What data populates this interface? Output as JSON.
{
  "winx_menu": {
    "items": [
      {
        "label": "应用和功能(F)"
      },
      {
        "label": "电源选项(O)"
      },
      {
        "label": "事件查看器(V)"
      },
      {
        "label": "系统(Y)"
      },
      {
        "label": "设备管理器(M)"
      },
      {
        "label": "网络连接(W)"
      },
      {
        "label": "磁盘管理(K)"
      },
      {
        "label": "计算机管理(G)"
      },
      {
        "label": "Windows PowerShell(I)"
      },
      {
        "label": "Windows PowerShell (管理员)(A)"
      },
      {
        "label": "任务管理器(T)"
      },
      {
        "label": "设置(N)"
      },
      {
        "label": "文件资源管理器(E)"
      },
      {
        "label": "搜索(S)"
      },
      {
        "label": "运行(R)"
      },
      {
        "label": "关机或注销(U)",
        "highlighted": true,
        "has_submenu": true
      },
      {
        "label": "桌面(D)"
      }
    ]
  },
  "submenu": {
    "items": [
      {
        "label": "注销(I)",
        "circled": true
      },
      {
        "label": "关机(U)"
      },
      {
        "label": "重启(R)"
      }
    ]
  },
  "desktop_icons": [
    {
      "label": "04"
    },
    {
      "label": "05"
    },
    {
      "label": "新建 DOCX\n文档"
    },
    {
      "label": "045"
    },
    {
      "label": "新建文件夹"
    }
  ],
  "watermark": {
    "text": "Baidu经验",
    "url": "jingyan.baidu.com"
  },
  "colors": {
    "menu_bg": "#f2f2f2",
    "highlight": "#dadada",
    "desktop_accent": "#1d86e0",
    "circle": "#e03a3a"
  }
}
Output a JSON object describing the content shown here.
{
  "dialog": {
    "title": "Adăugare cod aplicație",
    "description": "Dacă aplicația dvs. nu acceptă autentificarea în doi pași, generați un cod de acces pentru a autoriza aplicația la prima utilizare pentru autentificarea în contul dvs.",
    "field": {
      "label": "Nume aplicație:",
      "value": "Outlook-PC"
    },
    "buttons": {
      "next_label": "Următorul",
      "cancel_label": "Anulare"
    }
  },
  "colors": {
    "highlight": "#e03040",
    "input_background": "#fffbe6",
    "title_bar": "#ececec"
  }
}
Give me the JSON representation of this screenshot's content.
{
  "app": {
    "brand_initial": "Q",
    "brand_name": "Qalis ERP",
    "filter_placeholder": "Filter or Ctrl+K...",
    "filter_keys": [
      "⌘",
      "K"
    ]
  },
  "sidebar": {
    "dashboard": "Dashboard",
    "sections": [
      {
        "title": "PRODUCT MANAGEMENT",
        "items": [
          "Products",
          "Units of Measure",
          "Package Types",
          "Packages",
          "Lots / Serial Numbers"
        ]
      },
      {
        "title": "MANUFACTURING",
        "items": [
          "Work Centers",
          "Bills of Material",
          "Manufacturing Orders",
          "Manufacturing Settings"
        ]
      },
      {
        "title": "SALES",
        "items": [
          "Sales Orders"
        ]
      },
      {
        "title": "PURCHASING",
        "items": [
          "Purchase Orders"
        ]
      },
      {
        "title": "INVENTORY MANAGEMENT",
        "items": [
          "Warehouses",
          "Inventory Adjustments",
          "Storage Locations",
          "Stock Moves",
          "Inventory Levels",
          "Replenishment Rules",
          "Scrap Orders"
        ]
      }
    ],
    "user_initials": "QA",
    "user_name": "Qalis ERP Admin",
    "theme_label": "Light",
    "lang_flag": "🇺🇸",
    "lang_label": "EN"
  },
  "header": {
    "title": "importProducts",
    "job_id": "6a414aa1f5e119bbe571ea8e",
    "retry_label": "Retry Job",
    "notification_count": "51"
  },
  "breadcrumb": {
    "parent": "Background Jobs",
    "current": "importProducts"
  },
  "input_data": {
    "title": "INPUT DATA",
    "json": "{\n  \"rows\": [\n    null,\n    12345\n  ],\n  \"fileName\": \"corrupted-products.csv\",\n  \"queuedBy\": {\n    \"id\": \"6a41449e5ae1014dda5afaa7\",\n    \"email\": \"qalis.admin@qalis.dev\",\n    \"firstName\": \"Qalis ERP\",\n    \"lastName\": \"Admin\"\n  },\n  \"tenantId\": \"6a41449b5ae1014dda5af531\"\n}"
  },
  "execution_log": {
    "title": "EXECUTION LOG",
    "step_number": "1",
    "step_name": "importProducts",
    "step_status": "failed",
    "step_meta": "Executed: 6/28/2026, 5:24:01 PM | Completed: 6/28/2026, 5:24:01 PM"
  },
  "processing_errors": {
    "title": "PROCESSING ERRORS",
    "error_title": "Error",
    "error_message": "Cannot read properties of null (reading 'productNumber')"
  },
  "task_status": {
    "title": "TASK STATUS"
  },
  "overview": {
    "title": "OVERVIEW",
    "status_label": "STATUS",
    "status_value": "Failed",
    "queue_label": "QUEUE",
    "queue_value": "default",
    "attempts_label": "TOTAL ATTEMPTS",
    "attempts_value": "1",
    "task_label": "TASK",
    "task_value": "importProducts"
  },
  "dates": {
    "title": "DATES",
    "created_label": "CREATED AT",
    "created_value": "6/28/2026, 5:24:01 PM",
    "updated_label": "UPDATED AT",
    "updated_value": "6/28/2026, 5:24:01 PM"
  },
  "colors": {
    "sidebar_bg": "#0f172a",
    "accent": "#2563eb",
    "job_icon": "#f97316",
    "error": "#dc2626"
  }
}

==

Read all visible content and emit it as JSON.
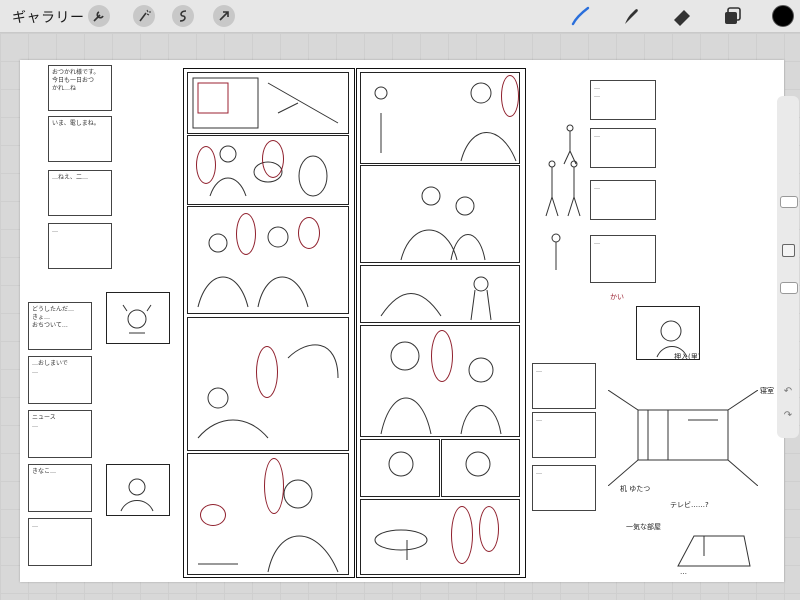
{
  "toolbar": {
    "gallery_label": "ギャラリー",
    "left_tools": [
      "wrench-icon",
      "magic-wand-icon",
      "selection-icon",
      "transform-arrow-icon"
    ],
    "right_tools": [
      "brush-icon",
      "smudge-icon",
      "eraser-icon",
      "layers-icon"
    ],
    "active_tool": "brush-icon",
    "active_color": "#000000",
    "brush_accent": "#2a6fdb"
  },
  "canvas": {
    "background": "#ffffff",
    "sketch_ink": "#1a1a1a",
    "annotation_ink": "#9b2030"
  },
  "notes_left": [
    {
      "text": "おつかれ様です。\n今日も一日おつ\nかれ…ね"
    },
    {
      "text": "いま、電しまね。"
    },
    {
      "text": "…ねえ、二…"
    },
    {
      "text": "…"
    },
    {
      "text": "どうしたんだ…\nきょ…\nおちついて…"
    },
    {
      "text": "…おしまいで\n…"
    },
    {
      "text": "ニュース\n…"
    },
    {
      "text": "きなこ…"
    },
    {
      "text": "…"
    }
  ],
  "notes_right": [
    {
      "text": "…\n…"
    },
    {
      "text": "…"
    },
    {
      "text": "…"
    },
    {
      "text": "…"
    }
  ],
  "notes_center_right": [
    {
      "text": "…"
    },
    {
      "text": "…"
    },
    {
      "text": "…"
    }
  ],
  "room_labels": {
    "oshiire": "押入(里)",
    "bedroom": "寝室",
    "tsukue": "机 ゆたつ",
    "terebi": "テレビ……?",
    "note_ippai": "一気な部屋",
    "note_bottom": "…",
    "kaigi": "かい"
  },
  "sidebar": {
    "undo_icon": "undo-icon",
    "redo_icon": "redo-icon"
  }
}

Your objective:
Which lines hold the word "this"? Copy every one of them.

Result of the exercise:
What data populates this interface? Output as JSON.
Give me the JSON representation of this screenshot's content.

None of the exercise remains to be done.